### Énoncé de la tâche
Recopiez à l'identique le passage de la décision sur effet suspensif compris entre « CONSEIL D'ÉTAT » et « mobilières et immobilières. », bornes incluses.

### Extrait source
*-*-*
ACST/3/2020 du 30.01.2020 ( ABST ) , REFUSE

RÉPUBLIQUE ET CANTON DE GENÈVE

POUVOIR JUDICIAIRE

A/4724/2019-ABST ACST/3/2020

COUR DE JUSTICE

Chambre constitutionnelle

Décision du 30 janvier 2020

sur effet suspensif

dans la cause

 

A______
représentée par Me François Bellanger, avocat

contre

CONSEIL D'ÉTAT



 


 

Attendu, en fait, que :

1) A______ SA (ci-après : A______) est une société anonyme sise à Genève, et inscrite au registre du commerce (ci-après : RC) depuis le 24 février 2017. Son but statutaire est : tous travaux d'architecture et d'informatique, ainsi que toutes transactions et activités immobilières, promotion immobilière, notamment acquisition, mise en valeur, construction, location, administration, gérance et vente de biens, droits et autres valeurs mobilières et immobilières.

2) Le 28 novembre 2019, le département du territoire (ci-après : DT) a fait parvenir aux médias un communiqué de presse, selon lequel il n'accorderait plus de dérogations pour les projets de densification en zone villas au sens de l'art. 59 al. 4 de la loi sur les constructions et les installations diverses du 14 avril 1988 (LCI - L 5 05). Cette mesure, qui concernait la zone villas appelée à le rester, entrait en vigueur le 28 novembre 2019. Elle serait levée lorsque la stratégie de densification de ces périmètres serait achevée, afin que les conditions et critères qualitatifs et environnementaux soient évalués et définis, ce qui passait notamment par l'établissement systématique d'une vision urbanistique à l'échelle communale. Le canton souhaitait ainsi établir les conditions-cadre pour plus de durabilité au développement de cette zone.

Une présentation « PowerPoint » a également été faite.

Ces deux documents ont été publiés sur le site Internet de l'État de Genève.

3) Par acte déposé le 23 décembre 2019, A______ a interjeté recours auprès de la chambre constitutionnelle de la Cour de justice (ci-après : la chambre constitutionnelle) contre « l'ordonnance administrative (...) publiée par voie de communiqué de presse du 28 novembre 2019 », concluant préalablement à la restitution de l'effet suspensif au recours, et au fond à l'annulation de « l'ordonnance administrative » ainsi qu'à l'octroi d'une indemnité de procédure, subsidiairement à l'octroi d'un régime transitoire.
*-*-*
### Données enregistrées

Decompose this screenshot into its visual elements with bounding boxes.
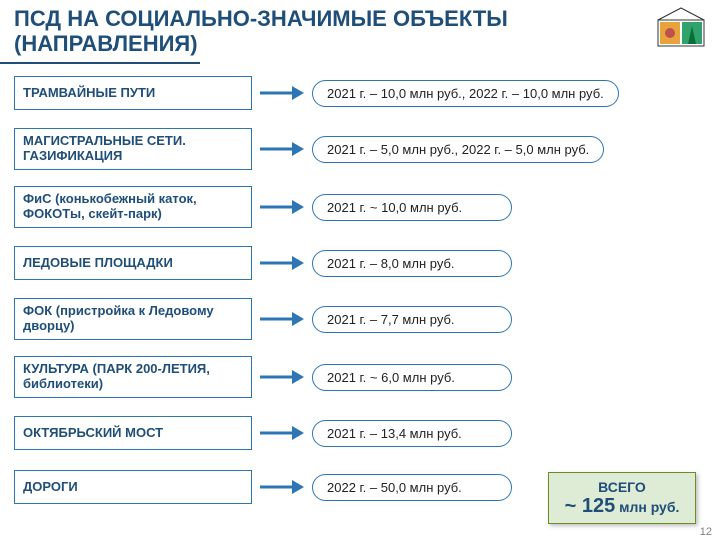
*-*-*
### Réponse attendue
CONSEIL D'ÉTAT



 


 

Attendu, en fait, que :

1) A______ SA (ci-après : A______) est une société anonyme sise à Genève, et inscrite au registre du commerce (ci-après : RC) depuis le 24 février 2017. Son but statutaire est : tous travaux d'architecture et d'informatique, ainsi que toutes transactions et activités immobilières, promotion immobilière, notamment acquisition, mise en valeur, construction, location, administration, gérance et vente de biens, droits et autres valeurs mobilières et immobilières.